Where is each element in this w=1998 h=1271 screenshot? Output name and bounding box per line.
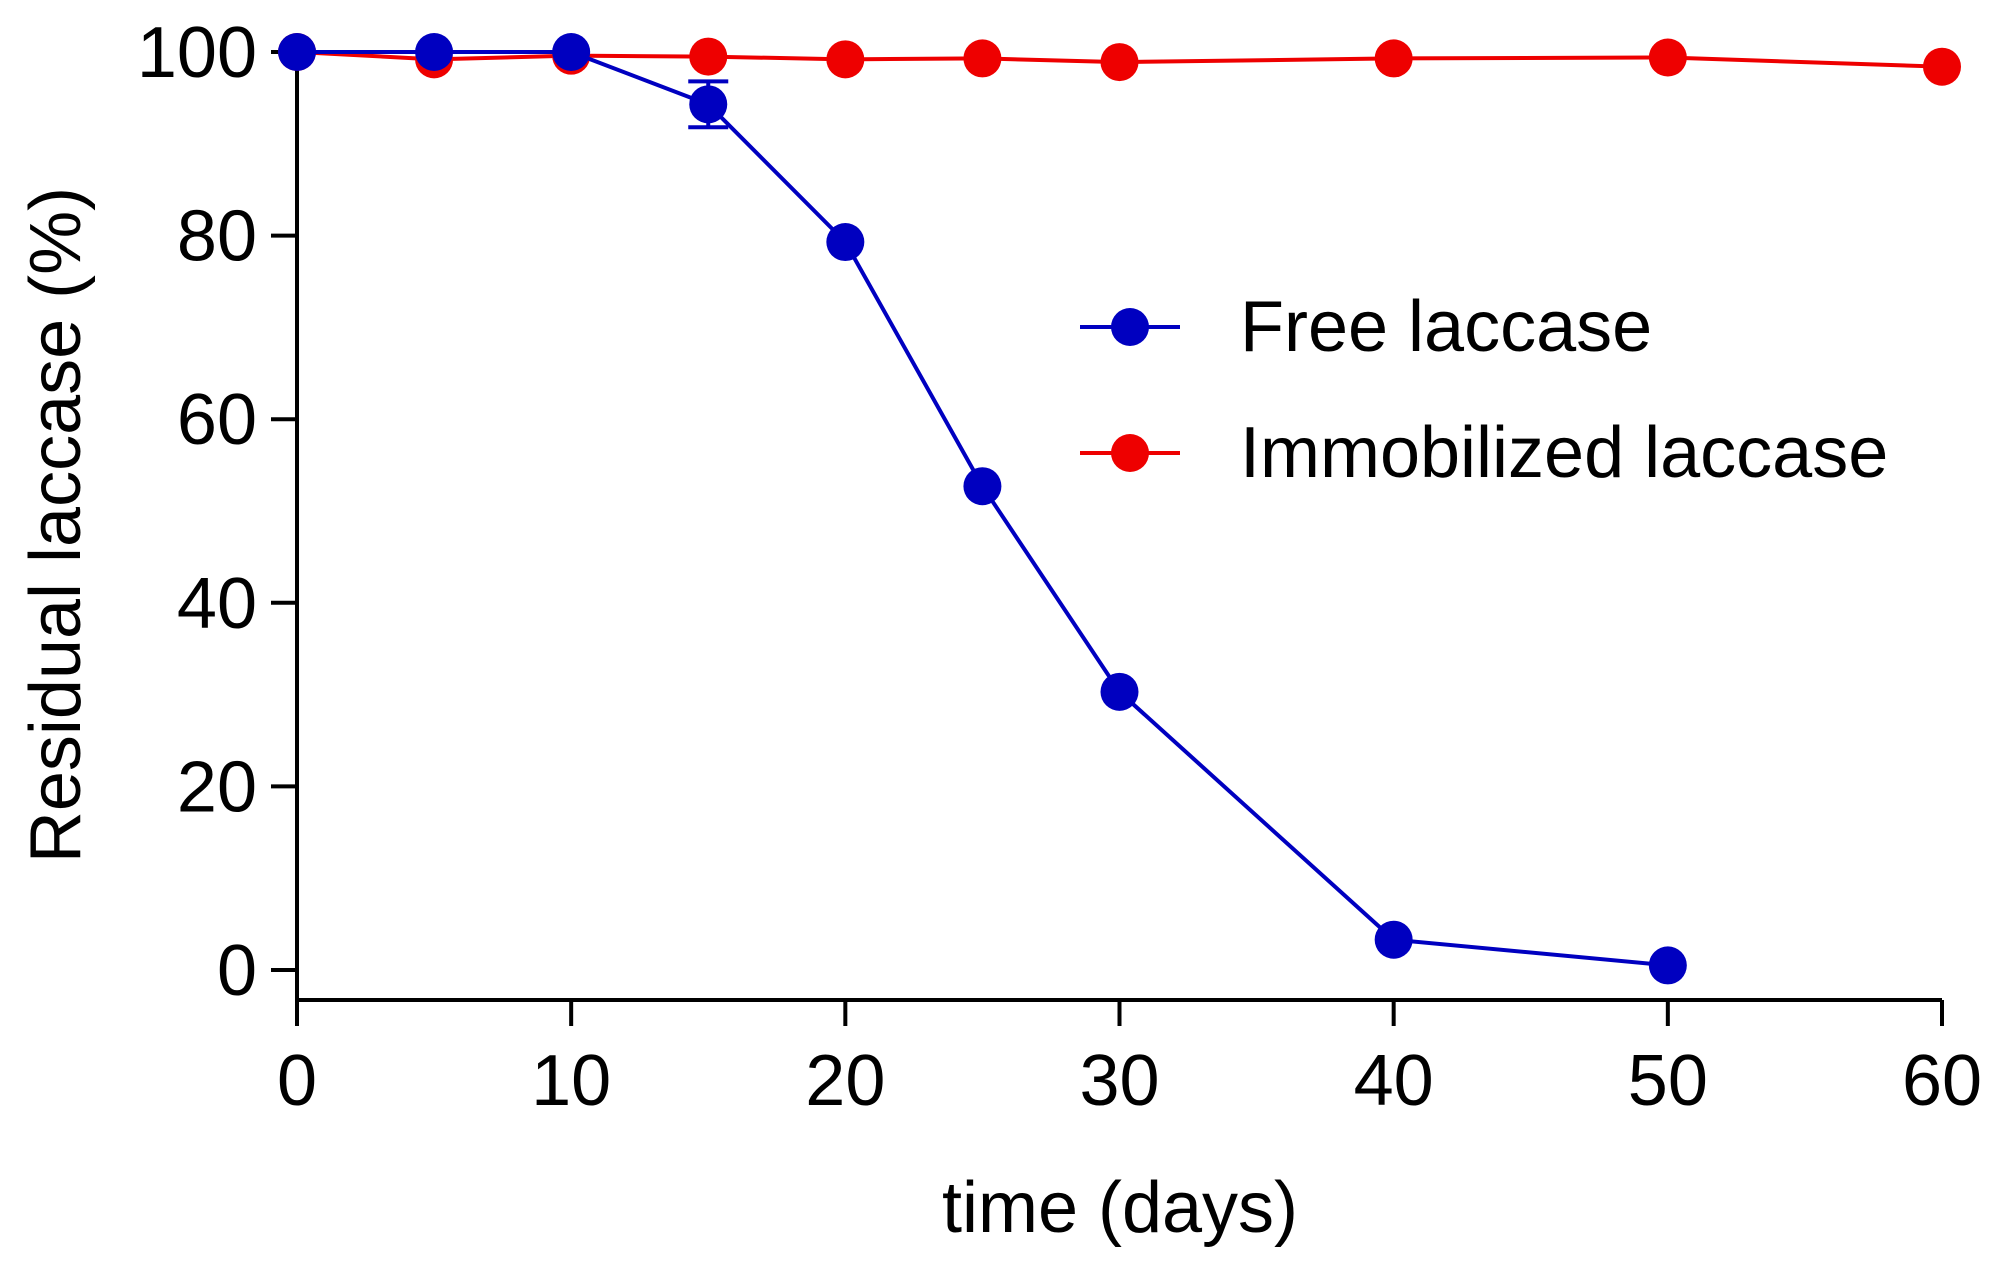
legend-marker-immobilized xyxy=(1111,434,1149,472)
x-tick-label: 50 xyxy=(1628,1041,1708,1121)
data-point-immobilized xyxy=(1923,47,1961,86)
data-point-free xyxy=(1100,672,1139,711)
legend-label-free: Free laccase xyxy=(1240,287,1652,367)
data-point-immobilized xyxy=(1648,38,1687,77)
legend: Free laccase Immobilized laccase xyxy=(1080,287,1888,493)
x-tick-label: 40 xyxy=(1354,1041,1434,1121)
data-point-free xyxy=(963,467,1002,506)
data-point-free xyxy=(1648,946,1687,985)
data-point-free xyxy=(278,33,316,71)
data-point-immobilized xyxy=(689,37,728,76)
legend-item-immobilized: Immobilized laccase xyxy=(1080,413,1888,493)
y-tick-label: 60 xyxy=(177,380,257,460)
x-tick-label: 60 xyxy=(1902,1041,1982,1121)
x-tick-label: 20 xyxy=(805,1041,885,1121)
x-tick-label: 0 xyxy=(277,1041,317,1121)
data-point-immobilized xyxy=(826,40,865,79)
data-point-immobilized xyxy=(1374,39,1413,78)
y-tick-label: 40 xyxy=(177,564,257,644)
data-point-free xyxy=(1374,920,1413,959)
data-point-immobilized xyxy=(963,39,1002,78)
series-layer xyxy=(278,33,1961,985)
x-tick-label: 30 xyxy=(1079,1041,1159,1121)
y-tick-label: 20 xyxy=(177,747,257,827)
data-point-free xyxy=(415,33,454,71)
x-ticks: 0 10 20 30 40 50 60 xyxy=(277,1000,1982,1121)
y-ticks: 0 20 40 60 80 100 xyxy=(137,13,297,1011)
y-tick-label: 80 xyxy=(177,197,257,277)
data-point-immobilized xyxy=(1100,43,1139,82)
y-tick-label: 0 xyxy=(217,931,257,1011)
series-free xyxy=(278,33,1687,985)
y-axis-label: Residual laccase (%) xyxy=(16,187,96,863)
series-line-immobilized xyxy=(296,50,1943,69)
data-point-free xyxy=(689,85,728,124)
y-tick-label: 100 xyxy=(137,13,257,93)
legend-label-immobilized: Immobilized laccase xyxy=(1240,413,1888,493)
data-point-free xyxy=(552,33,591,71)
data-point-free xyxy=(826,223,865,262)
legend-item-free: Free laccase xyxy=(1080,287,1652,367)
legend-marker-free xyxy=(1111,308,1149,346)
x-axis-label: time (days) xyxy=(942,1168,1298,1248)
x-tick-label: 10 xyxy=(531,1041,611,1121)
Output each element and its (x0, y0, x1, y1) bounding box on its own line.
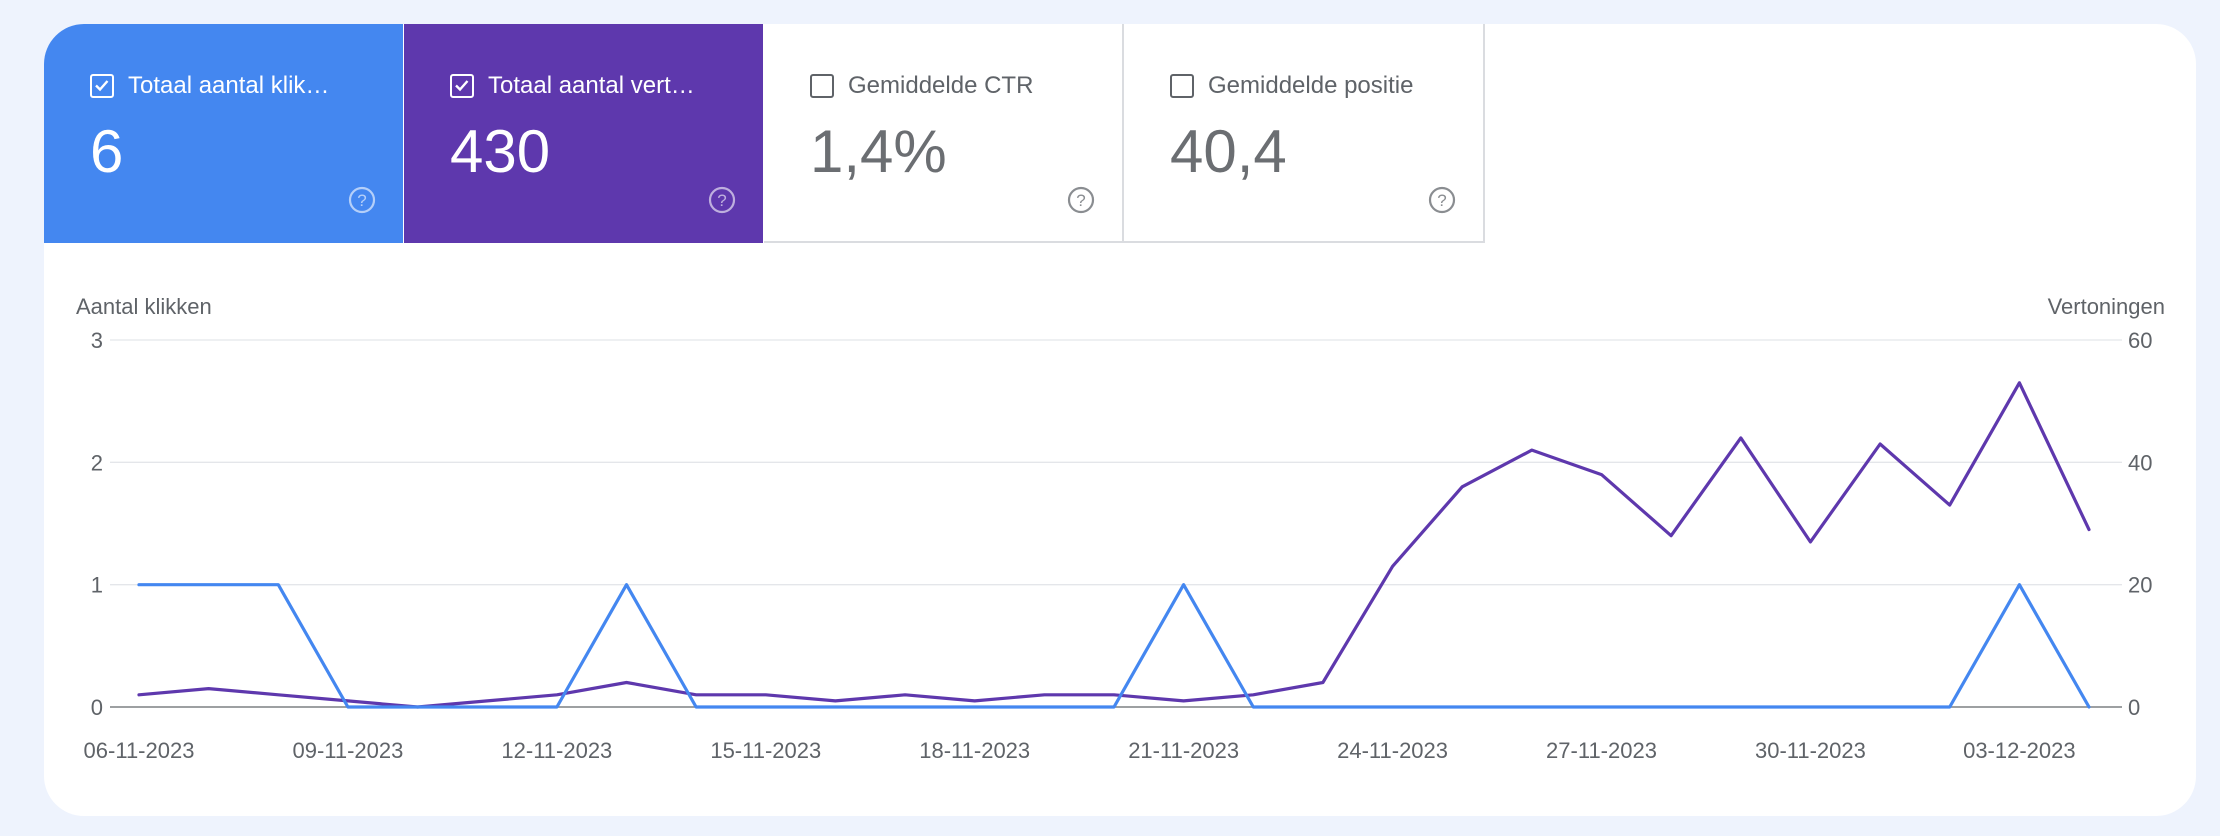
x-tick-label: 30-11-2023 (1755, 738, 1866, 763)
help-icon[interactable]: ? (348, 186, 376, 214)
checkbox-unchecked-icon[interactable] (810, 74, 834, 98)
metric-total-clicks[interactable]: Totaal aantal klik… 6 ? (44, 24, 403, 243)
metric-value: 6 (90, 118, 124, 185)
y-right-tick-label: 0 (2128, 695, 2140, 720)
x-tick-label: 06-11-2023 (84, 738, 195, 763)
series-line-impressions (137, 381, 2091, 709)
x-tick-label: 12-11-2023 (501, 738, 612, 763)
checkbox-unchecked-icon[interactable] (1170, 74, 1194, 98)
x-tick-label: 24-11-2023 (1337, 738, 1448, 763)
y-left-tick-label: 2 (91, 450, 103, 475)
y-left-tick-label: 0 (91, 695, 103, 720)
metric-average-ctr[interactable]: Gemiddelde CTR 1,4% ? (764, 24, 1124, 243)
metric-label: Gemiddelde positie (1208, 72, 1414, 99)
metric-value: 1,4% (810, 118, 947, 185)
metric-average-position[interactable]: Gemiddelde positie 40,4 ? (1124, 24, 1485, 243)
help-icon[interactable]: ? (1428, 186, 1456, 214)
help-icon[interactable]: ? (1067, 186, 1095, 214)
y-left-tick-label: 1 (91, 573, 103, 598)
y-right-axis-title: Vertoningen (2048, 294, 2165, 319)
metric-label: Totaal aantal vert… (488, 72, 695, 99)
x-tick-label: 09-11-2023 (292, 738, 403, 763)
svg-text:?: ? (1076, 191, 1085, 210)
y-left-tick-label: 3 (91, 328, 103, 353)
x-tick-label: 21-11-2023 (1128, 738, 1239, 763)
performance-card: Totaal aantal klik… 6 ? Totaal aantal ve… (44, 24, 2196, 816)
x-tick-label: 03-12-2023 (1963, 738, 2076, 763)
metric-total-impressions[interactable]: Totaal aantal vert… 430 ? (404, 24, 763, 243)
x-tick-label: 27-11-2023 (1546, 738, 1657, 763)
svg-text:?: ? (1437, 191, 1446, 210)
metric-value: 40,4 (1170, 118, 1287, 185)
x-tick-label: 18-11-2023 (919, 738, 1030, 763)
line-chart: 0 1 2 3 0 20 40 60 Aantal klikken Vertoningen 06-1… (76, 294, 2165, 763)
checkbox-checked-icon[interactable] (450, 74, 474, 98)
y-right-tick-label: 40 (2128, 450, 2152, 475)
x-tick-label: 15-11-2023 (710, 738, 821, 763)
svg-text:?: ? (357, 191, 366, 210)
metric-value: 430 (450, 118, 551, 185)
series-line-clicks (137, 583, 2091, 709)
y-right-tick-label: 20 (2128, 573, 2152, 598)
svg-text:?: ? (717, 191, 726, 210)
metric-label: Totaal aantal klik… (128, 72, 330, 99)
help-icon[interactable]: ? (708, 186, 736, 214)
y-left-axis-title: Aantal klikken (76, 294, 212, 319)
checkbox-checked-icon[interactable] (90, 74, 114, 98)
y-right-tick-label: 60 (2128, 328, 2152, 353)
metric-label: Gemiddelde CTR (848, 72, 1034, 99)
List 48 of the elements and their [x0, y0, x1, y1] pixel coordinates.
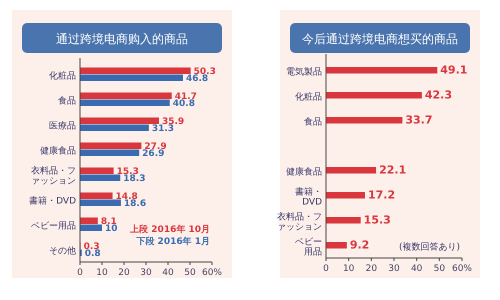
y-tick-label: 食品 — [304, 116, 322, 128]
= = = = =
* **GIVEN PROBLEM**:
Update the listing so that every "bounding box" reads "bounding rectangle", keeping all other text unchanged, and omit the pictures from the output.

* **RESULT OF THE TASK**:
Where is each element in this w=1998 h=1271 screenshot? Output name and bounding rectangle per line.
legend-marker-immobilized xyxy=(1111,434,1149,472)
x-tick-label: 50 xyxy=(1628,1041,1708,1121)
data-point-immobilized xyxy=(1923,47,1961,86)
data-point-free xyxy=(1100,672,1139,711)
legend-label-free: Free laccase xyxy=(1240,287,1652,367)
data-point-immobilized xyxy=(1648,38,1687,77)
legend: Free laccase Immobilized laccase xyxy=(1080,287,1888,493)
x-tick-label: 40 xyxy=(1354,1041,1434,1121)
data-point-free xyxy=(963,467,1002,506)
data-point-free xyxy=(1648,946,1687,985)
data-point-free xyxy=(278,33,316,71)
data-point-immobilized xyxy=(689,37,728,76)
legend-item-immobilized: Immobilized laccase xyxy=(1080,413,1888,493)
y-tick-label: 60 xyxy=(177,380,257,460)
x-tick-label: 60 xyxy=(1902,1041,1982,1121)
x-tick-label: 20 xyxy=(805,1041,885,1121)
x-tick-label: 0 xyxy=(277,1041,317,1121)
data-point-immobilized xyxy=(826,40,865,79)
data-point-immobilized xyxy=(1374,39,1413,78)
y-tick-label: 40 xyxy=(177,564,257,644)
data-point-free xyxy=(1374,920,1413,959)
data-point-immobilized xyxy=(963,39,1002,78)
series-layer xyxy=(278,33,1961,985)
x-tick-label: 30 xyxy=(1079,1041,1159,1121)
y-tick-label: 20 xyxy=(177,747,257,827)
data-point-free xyxy=(415,33,454,71)
x-ticks: 0 10 20 30 40 50 60 xyxy=(277,1000,1982,1121)
y-ticks: 0 20 40 60 80 100 xyxy=(137,13,297,1011)
y-tick-label: 80 xyxy=(177,197,257,277)
data-point-immobilized xyxy=(1100,43,1139,82)
y-tick-label: 0 xyxy=(217,931,257,1011)
series-free xyxy=(278,33,1687,985)
y-axis-label: Residual laccase (%) xyxy=(16,187,96,863)
series-line-immobilized xyxy=(296,50,1943,69)
data-point-free xyxy=(689,85,728,124)
y-tick-label: 100 xyxy=(137,13,257,93)
legend-label-immobilized: Immobilized laccase xyxy=(1240,413,1888,493)
data-point-free xyxy=(552,33,591,71)
data-point-free xyxy=(826,223,865,262)
legend-item-free: Free laccase xyxy=(1080,287,1652,367)
legend-marker-free xyxy=(1111,308,1149,346)
x-axis-label: time (days) xyxy=(942,1168,1298,1248)
x-tick-label: 10 xyxy=(531,1041,611,1121)
Output each element and its (x0, y0, x1, y1) bounding rectangle on its own line.
x-tick-label: 30-11-2023 (1755, 738, 1866, 763)
help-icon[interactable]: ? (348, 186, 376, 214)
checkbox-unchecked-icon[interactable] (810, 74, 834, 98)
metric-total-clicks[interactable]: Totaal aantal klik… 6 ? (44, 24, 403, 243)
metric-value: 6 (90, 118, 124, 185)
y-right-tick-label: 0 (2128, 695, 2140, 720)
x-tick-label: 06-11-2023 (84, 738, 195, 763)
series-line-impressions (137, 381, 2091, 709)
x-tick-label: 12-11-2023 (501, 738, 612, 763)
checkbox-unchecked-icon[interactable] (1170, 74, 1194, 98)
x-tick-label: 24-11-2023 (1337, 738, 1448, 763)
y-left-tick-label: 2 (91, 450, 103, 475)
y-left-tick-label: 0 (91, 695, 103, 720)
metric-average-ctr[interactable]: Gemiddelde CTR 1,4% ? (764, 24, 1124, 243)
metric-label: Gemiddelde positie (1208, 72, 1414, 99)
metric-value: 1,4% (810, 118, 947, 185)
metric-average-position[interactable]: Gemiddelde positie 40,4 ? (1124, 24, 1485, 243)
help-icon[interactable]: ? (1428, 186, 1456, 214)
help-icon[interactable]: ? (1067, 186, 1095, 214)
y-left-tick-label: 1 (91, 573, 103, 598)
y-right-axis-title: Vertoningen (2048, 294, 2165, 319)
metric-label: Totaal aantal vert… (488, 72, 695, 99)
x-tick-label: 09-11-2023 (292, 738, 403, 763)
svg-text:?: ? (1076, 191, 1085, 210)
y-left-tick-label: 3 (91, 328, 103, 353)
x-tick-label: 21-11-2023 (1128, 738, 1239, 763)
performance-card: Totaal aantal klik… 6 ? Totaal aantal ve… (44, 24, 2196, 816)
x-tick-label: 03-12-2023 (1963, 738, 2076, 763)
metric-total-impressions[interactable]: Totaal aantal vert… 430 ? (404, 24, 763, 243)
x-tick-label: 27-11-2023 (1546, 738, 1657, 763)
svg-text:?: ? (1437, 191, 1446, 210)
metric-value: 40,4 (1170, 118, 1287, 185)
x-tick-label: 18-11-2023 (919, 738, 1030, 763)
line-chart: 0 1 2 3 0 20 40 60 Aantal klikken Vertoningen 06-1… (76, 294, 2165, 763)
checkbox-checked-icon[interactable] (450, 74, 474, 98)
y-right-tick-label: 40 (2128, 450, 2152, 475)
x-tick-label: 15-11-2023 (710, 738, 821, 763)
svg-text:?: ? (357, 191, 366, 210)
metric-value: 430 (450, 118, 551, 185)
series-line-clicks (137, 583, 2091, 709)
y-right-tick-label: 20 (2128, 573, 2152, 598)
svg-text:?: ? (717, 191, 726, 210)
metric-label: Totaal aantal klik… (128, 72, 330, 99)
help-icon[interactable]: ? (708, 186, 736, 214)
y-left-axis-title: Aantal klikken (76, 294, 212, 319)
checkbox-checked-icon[interactable] (90, 74, 114, 98)
y-right-tick-label: 60 (2128, 328, 2152, 353)
metric-label: Gemiddelde CTR (848, 72, 1034, 99)
List 48 of the elements and their [x0, y0, x1, y1] pixel coordinates.
y-tick-label: 食品 — [304, 116, 322, 128]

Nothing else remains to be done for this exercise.